>> Start Records for the exercise
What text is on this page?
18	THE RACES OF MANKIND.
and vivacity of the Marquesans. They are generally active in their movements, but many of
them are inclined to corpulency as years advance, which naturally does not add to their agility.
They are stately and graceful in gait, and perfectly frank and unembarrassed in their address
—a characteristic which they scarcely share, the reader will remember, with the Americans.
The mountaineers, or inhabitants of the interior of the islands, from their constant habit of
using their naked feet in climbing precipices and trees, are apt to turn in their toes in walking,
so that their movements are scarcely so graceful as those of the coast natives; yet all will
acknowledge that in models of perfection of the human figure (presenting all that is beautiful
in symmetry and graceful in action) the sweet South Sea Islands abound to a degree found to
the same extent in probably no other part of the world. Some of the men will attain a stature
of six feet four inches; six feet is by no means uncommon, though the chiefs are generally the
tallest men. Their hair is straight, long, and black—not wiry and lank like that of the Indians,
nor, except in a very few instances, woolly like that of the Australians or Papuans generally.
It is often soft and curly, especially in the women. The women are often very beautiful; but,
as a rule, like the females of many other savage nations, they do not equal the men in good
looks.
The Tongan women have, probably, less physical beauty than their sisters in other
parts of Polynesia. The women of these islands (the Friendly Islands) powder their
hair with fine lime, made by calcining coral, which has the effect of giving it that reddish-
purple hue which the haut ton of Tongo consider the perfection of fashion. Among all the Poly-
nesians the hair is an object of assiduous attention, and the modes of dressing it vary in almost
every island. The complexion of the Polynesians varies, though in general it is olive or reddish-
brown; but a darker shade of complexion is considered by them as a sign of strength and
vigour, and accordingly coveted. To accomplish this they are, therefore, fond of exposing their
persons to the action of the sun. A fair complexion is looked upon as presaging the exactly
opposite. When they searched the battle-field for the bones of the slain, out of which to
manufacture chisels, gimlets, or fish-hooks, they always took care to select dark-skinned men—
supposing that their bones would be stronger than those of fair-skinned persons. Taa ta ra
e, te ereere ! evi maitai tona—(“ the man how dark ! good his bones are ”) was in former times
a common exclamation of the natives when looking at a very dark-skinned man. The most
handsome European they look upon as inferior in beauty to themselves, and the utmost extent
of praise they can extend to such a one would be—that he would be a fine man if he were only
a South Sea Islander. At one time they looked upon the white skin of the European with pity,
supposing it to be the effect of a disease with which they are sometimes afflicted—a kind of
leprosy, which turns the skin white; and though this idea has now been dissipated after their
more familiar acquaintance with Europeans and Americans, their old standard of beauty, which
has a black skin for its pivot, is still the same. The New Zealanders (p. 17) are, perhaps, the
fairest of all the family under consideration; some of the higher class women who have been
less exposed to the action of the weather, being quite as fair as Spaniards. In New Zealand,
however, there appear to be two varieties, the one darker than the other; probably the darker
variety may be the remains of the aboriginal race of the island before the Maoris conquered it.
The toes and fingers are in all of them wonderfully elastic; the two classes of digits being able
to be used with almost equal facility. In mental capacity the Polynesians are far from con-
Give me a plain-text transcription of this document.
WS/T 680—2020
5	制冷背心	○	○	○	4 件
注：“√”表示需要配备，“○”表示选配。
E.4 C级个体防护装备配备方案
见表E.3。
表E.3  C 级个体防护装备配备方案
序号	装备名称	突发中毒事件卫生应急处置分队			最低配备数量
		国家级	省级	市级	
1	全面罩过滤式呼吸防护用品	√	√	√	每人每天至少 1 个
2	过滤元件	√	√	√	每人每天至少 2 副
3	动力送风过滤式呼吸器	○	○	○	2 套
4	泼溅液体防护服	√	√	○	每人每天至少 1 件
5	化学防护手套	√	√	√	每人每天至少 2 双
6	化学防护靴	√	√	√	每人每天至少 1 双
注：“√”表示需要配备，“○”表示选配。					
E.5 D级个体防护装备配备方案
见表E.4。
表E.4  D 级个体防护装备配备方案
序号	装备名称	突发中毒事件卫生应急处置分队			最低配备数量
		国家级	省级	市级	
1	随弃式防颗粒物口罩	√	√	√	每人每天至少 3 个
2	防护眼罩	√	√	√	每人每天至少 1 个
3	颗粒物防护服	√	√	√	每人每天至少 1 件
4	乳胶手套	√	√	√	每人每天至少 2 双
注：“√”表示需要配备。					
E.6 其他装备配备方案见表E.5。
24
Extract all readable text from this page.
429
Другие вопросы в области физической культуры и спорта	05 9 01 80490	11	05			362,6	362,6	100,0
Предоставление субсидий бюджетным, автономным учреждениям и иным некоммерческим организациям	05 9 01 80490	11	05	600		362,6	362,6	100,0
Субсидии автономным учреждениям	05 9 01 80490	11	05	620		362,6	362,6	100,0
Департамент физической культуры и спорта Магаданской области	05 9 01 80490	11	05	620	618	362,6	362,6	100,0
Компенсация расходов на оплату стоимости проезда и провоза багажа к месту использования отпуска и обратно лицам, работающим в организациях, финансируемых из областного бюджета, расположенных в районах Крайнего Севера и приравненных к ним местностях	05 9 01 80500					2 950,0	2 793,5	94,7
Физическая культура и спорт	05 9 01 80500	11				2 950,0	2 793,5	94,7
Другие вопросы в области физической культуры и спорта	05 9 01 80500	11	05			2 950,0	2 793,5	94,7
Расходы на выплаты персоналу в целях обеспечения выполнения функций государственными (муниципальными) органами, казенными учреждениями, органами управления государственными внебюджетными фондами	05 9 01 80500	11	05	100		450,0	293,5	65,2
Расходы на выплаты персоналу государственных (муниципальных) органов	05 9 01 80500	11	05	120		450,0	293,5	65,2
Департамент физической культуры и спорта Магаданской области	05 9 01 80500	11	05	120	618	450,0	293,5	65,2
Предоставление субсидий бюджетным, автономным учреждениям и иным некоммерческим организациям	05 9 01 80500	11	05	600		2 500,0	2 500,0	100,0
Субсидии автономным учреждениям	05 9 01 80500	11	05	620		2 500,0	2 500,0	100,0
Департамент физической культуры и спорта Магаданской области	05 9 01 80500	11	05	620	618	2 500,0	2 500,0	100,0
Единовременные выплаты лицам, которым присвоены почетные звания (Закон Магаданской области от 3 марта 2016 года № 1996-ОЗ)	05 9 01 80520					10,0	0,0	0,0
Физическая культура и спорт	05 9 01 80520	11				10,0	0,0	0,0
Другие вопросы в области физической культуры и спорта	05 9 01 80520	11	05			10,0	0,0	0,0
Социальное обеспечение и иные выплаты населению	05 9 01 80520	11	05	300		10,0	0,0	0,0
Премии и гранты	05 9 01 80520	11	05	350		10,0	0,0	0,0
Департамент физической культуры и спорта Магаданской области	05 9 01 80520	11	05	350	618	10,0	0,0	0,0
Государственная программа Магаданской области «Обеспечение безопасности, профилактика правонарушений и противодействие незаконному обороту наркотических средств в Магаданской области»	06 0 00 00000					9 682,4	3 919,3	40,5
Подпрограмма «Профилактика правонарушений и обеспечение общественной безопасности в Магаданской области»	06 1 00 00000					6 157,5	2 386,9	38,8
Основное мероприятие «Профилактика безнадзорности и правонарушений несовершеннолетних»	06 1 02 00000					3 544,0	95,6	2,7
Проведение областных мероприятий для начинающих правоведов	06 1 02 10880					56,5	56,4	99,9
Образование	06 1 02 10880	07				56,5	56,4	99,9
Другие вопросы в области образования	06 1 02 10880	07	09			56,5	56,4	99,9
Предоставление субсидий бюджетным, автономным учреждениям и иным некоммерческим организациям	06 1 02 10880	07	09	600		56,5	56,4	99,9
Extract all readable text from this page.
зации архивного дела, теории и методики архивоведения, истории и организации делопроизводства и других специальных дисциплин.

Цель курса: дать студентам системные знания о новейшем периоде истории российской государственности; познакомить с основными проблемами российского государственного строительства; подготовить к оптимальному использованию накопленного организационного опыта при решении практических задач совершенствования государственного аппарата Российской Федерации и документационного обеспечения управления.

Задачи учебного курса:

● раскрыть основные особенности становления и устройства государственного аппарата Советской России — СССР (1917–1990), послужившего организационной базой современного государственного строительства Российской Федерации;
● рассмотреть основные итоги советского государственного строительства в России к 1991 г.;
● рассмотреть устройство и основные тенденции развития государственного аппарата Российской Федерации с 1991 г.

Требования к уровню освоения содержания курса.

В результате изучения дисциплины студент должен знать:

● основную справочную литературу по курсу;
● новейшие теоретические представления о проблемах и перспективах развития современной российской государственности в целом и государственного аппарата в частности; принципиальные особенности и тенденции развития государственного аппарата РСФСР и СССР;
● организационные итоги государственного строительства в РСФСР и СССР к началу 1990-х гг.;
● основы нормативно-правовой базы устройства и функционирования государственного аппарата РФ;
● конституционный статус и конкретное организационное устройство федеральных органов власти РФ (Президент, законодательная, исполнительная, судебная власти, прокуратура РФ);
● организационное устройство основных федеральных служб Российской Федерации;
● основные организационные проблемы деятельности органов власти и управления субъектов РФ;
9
>> End Records for the exercise
Work required: Which lines contain the word "лицам"? Copy each of them.

Complete answer:
Компенсация расходов на оплату стоимости проезда и провоза багажа к месту использования отпуска и обратно лицам, работающим в организациях, финансируемых из областного бюджета, расположенных в районах Крайнего Севера и приравненных к ним местностях	05 9 01 80500					2 950,0	2 793,5	94,7
Единовременные выплаты лицам, которым присвоены почетные звания (Закон Магаданской области от 3 марта 2016 года № 1996-ОЗ)	05 9 01 80520					10,0	0,0	0,0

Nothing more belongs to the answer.